Your goal: Omit images. Retype all entries verbatim.

Available records:
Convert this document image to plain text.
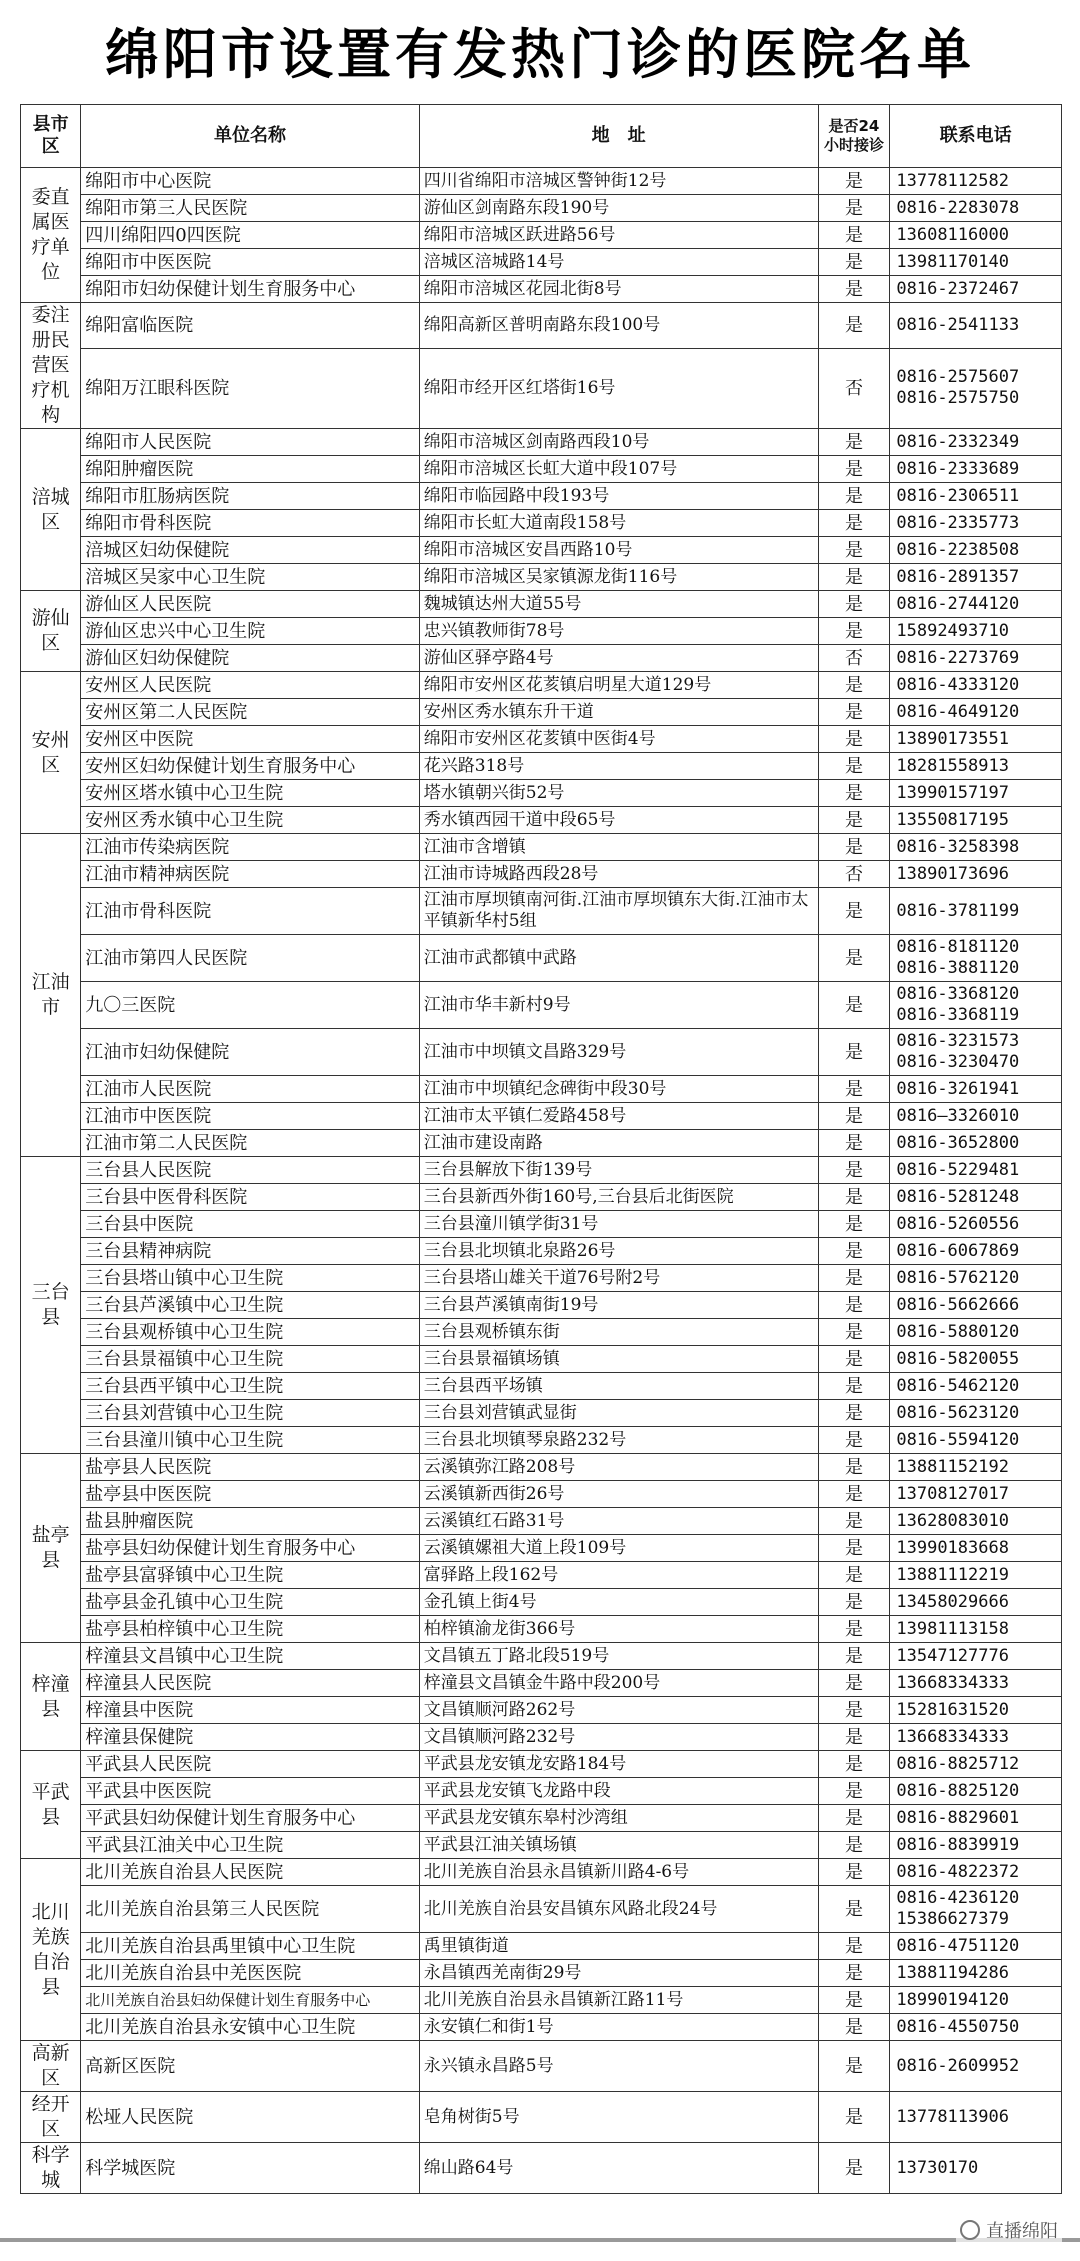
绵阳市设置有发热门诊的医院名单
县市区	单位名称	地　址	是否24小时接诊	联系电话
委直属医疗单位	绵阳市中心医院	四川省绵阳市涪城区警钟街12号	是	13778112582

	绵阳市第三人民医院	游仙区剑南路东段190号	是	0816-2283078

	四川绵阳四0四医院	绵阳市涪城区跃进路56号	是	13608116000

	绵阳市中医医院	涪城区涪城路14号	是	13981170140

	绵阳市妇幼保健计划生育服务中心	绵阳市涪城区花园北街8号	是	0816-2372467

委注册民营医疗机构	绵阳富临医院	绵阳高新区普明南路东段100号	是	0816-2541133

	绵阳万江眼科医院	绵阳市经开区红塔街16号	否	0816-2575607
0816-2575750

涪城区	绵阳市人民医院	绵阳市涪城区剑南路西段10号	是	0816-2332349

	绵阳肿瘤医院	绵阳市涪城区长虹大道中段107号	是	0816-2333689

	绵阳市肛肠病医院	绵阳市临园路中段193号	是	0816-2306511

	绵阳市骨科医院	绵阳市长虹大道南段158号	是	0816-2335773

	涪城区妇幼保健院	绵阳市涪城区安昌西路10号	是	0816-2238508

	涪城区吴家中心卫生院	绵阳市涪城区吴家镇源龙街116号	是	0816-2891357

游仙区	游仙区人民医院	魏城镇达州大道55号	是	0816-2744120

	游仙区忠兴中心卫生院	忠兴镇教师街78号	是	15892493710

	游仙区妇幼保健院	游仙区驿亭路4号	否	0816-2273769

安州区	安州区人民医院	绵阳市安州区花荄镇启明星大道129号	是	0816-4333120

	安州区第二人民医院	安州区秀水镇东升干道	是	0816-4649120

	安州区中医院	绵阳市安州区花荄镇中医街4号	是	13890173551

	安州区妇幼保健计划生育服务中心	花兴路318号	是	18281558913

	安州区塔水镇中心卫生院	塔水镇朝兴街52号	是	13990157197

	安州区秀水镇中心卫生院	秀水镇西园干道中段65号	是	13550817195

江油市	江油市传染病医院	江油市含增镇	是	0816-3258398

	江油市精神病医院	江油市诗城路西段28号	否	13890173696

	江油市骨科医院	江油市厚坝镇南河街.江油市厚坝镇东大街.江油市太平镇新华村5组	是	0816-3781199

	江油市第四人民医院	江油市武都镇中武路	是	0816-8181120
0816-3881120

	九〇三医院	江油市华丰新村9号	是	0816-3368120
0816-3368119

	江油市妇幼保健院	江油市中坝镇文昌路329号	是	0816-3231573
0816-3230470

	江油市人民医院	江油市中坝镇纪念碑街中段30号	是	0816-3261941

	江油市中医医院	江油市太平镇仁爱路458号	是	0816—3326010

	江油市第二人民医院	江油市建设南路	是	0816-3652800

三台县	三台县人民医院	三台县解放下街139号	是	0816-5229481

	三台县中医骨科医院	三台县新西外街160号,三台县后北街医院	是	0816-5281248

	三台县中医院	三台县潼川镇学街31号	是	0816-5260556

	三台县精神病院	三台县北坝镇北泉路26号	是	0816-6067869

	三台县塔山镇中心卫生院	三台县塔山雄关干道76号附2号	是	0816-5762120

	三台县芦溪镇中心卫生院	三台县芦溪镇南街19号	是	0816-5662666

	三台县观桥镇中心卫生院	三台县观桥镇东街	是	0816-5880120

	三台县景福镇中心卫生院	三台县景福镇场镇	是	0816-5820055

	三台县西平镇中心卫生院	三台县西平场镇	是	0816-5462120

	三台县刘营镇中心卫生院	三台县刘营镇武显街	是	0816-5623120

	三台县潼川镇中心卫生院	三台县北坝镇琴泉路232号	是	0816-5594120

盐亭县	盐亭县人民医院	云溪镇弥江路208号	是	13881152192

	盐亭县中医医院	云溪镇新西街26号	是	13708127017

	盐县肿瘤医院	云溪镇红石路31号	是	13628083010

	盐亭县妇幼保健计划生育服务中心	云溪镇嫘祖大道上段109号	是	13990183668

	盐亭县富驿镇中心卫生院	富驿路上段162号	是	13881112219

	盐亭县金孔镇中心卫生院	金孔镇上街4号	是	13458029666

	盐亭县柏梓镇中心卫生院	柏梓镇渝龙街366号	是	13981113158

梓潼县	梓潼县文昌镇中心卫生院	文昌镇五丁路北段519号	是	13547127776

	梓潼县人民医院	梓潼县文昌镇金牛路中段200号	是	13668334333

	梓潼县中医院	文昌镇顺河路262号	是	15281631520

	梓潼县保健院	文昌镇顺河路232号	是	13668334333

平武县	平武县人民医院	平武县龙安镇龙安路184号	是	0816-8825712

	平武县中医医院	平武县龙安镇飞龙路中段	是	0816-8825120

	平武县妇幼保健计划生育服务中心	平武县龙安镇东皋村沙湾组	是	0816-8829601

	平武县江油关中心卫生院	平武县江油关镇场镇	是	0816-8839919

北川羌族自治县	北川羌族自治县人民医院	北川羌族自治县永昌镇新川路4-6号	是	0816-4822372

	北川羌族自治县第三人民医院	北川羌族自治县安昌镇东风路北段24号	是	0816-4236120
15386627379

	北川羌族自治县禹里镇中心卫生院	禹里镇街道	是	0816-4751120

	北川羌族自治县中羌医医院	永昌镇西羌南街29号	是	13881194286

	北川羌族自治县妇幼保健计划生育服务中心	北川羌族自治县永昌镇新江路11号	是	18990194120

	北川羌族自治县永安镇中心卫生院	永安镇仁和街1号	是	0816-4550750

高新区	高新区医院	永兴镇永昌路5号	是	0816-2609952

经开区	松垭人民医院	皂角树街5号	是	13778113906

科学城	科学城医院	绵山路64号	是	13730170
直播绵阳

Complete answer:
Convert this document image to plain text.
绵阳市设置有发热门诊的医院名单
县市区	单位名称	地　址	是否24小时接诊	联系电话
委直属医疗单位	绵阳市中心医院	四川省绵阳市涪城区警钟街12号	是	13778112582

	绵阳市第三人民医院	游仙区剑南路东段190号	是	0816-2283078

	四川绵阳四0四医院	绵阳市涪城区跃进路56号	是	13608116000

	绵阳市中医医院	涪城区涪城路14号	是	13981170140

	绵阳市妇幼保健计划生育服务中心	绵阳市涪城区花园北街8号	是	0816-2372467

委注册民营医疗机构	绵阳富临医院	绵阳高新区普明南路东段100号	是	0816-2541133

	绵阳万江眼科医院	绵阳市经开区红塔街16号	否	0816-2575607
0816-2575750

涪城区	绵阳市人民医院	绵阳市涪城区剑南路西段10号	是	0816-2332349

	绵阳肿瘤医院	绵阳市涪城区长虹大道中段107号	是	0816-2333689

	绵阳市肛肠病医院	绵阳市临园路中段193号	是	0816-2306511

	绵阳市骨科医院	绵阳市长虹大道南段158号	是	0816-2335773

	涪城区妇幼保健院	绵阳市涪城区安昌西路10号	是	0816-2238508

	涪城区吴家中心卫生院	绵阳市涪城区吴家镇源龙街116号	是	0816-2891357

游仙区	游仙区人民医院	魏城镇达州大道55号	是	0816-2744120

	游仙区忠兴中心卫生院	忠兴镇教师街78号	是	15892493710

	游仙区妇幼保健院	游仙区驿亭路4号	否	0816-2273769

安州区	安州区人民医院	绵阳市安州区花荄镇启明星大道129号	是	0816-4333120

	安州区第二人民医院	安州区秀水镇东升干道	是	0816-4649120

	安州区中医院	绵阳市安州区花荄镇中医街4号	是	13890173551

	安州区妇幼保健计划生育服务中心	花兴路318号	是	18281558913

	安州区塔水镇中心卫生院	塔水镇朝兴街52号	是	13990157197

	安州区秀水镇中心卫生院	秀水镇西园干道中段65号	是	13550817195

江油市	江油市传染病医院	江油市含增镇	是	0816-3258398

	江油市精神病医院	江油市诗城路西段28号	否	13890173696

	江油市骨科医院	江油市厚坝镇南河街.江油市厚坝镇东大街.江油市太平镇新华村5组	是	0816-3781199

	江油市第四人民医院	江油市武都镇中武路	是	0816-8181120
0816-3881120

	九〇三医院	江油市华丰新村9号	是	0816-3368120
0816-3368119

	江油市妇幼保健院	江油市中坝镇文昌路329号	是	0816-3231573
0816-3230470

	江油市人民医院	江油市中坝镇纪念碑街中段30号	是	0816-3261941

	江油市中医医院	江油市太平镇仁爱路458号	是	0816—3326010

	江油市第二人民医院	江油市建设南路	是	0816-3652800

三台县	三台县人民医院	三台县解放下街139号	是	0816-5229481

	三台县中医骨科医院	三台县新西外街160号,三台县后北街医院	是	0816-5281248

	三台县中医院	三台县潼川镇学街31号	是	0816-5260556

	三台县精神病院	三台县北坝镇北泉路26号	是	0816-6067869

	三台县塔山镇中心卫生院	三台县塔山雄关干道76号附2号	是	0816-5762120

	三台县芦溪镇中心卫生院	三台县芦溪镇南街19号	是	0816-5662666

	三台县观桥镇中心卫生院	三台县观桥镇东街	是	0816-5880120

	三台县景福镇中心卫生院	三台县景福镇场镇	是	0816-5820055

	三台县西平镇中心卫生院	三台县西平场镇	是	0816-5462120

	三台县刘营镇中心卫生院	三台县刘营镇武显街	是	0816-5623120

	三台县潼川镇中心卫生院	三台县北坝镇琴泉路232号	是	0816-5594120

盐亭县	盐亭县人民医院	云溪镇弥江路208号	是	13881152192

	盐亭县中医医院	云溪镇新西街26号	是	13708127017

	盐县肿瘤医院	云溪镇红石路31号	是	13628083010

	盐亭县妇幼保健计划生育服务中心	云溪镇嫘祖大道上段109号	是	13990183668

	盐亭县富驿镇中心卫生院	富驿路上段162号	是	13881112219

	盐亭县金孔镇中心卫生院	金孔镇上街4号	是	13458029666

	盐亭县柏梓镇中心卫生院	柏梓镇渝龙街366号	是	13981113158

梓潼县	梓潼县文昌镇中心卫生院	文昌镇五丁路北段519号	是	13547127776

	梓潼县人民医院	梓潼县文昌镇金牛路中段200号	是	13668334333

	梓潼县中医院	文昌镇顺河路262号	是	15281631520

	梓潼县保健院	文昌镇顺河路232号	是	13668334333

平武县	平武县人民医院	平武县龙安镇龙安路184号	是	0816-8825712

	平武县中医医院	平武县龙安镇飞龙路中段	是	0816-8825120

	平武县妇幼保健计划生育服务中心	平武县龙安镇东皋村沙湾组	是	0816-8829601

	平武县江油关中心卫生院	平武县江油关镇场镇	是	0816-8839919

北川羌族自治县	北川羌族自治县人民医院	北川羌族自治县永昌镇新川路4-6号	是	0816-4822372

	北川羌族自治县第三人民医院	北川羌族自治县安昌镇东风路北段24号	是	0816-4236120
15386627379

	北川羌族自治县禹里镇中心卫生院	禹里镇街道	是	0816-4751120

	北川羌族自治县中羌医医院	永昌镇西羌南街29号	是	13881194286

	北川羌族自治县妇幼保健计划生育服务中心	北川羌族自治县永昌镇新江路11号	是	18990194120

	北川羌族自治县永安镇中心卫生院	永安镇仁和街1号	是	0816-4550750

高新区	高新区医院	永兴镇永昌路5号	是	0816-2609952

经开区	松垭人民医院	皂角树街5号	是	13778113906

科学城	科学城医院	绵山路64号	是	13730170
直播绵阳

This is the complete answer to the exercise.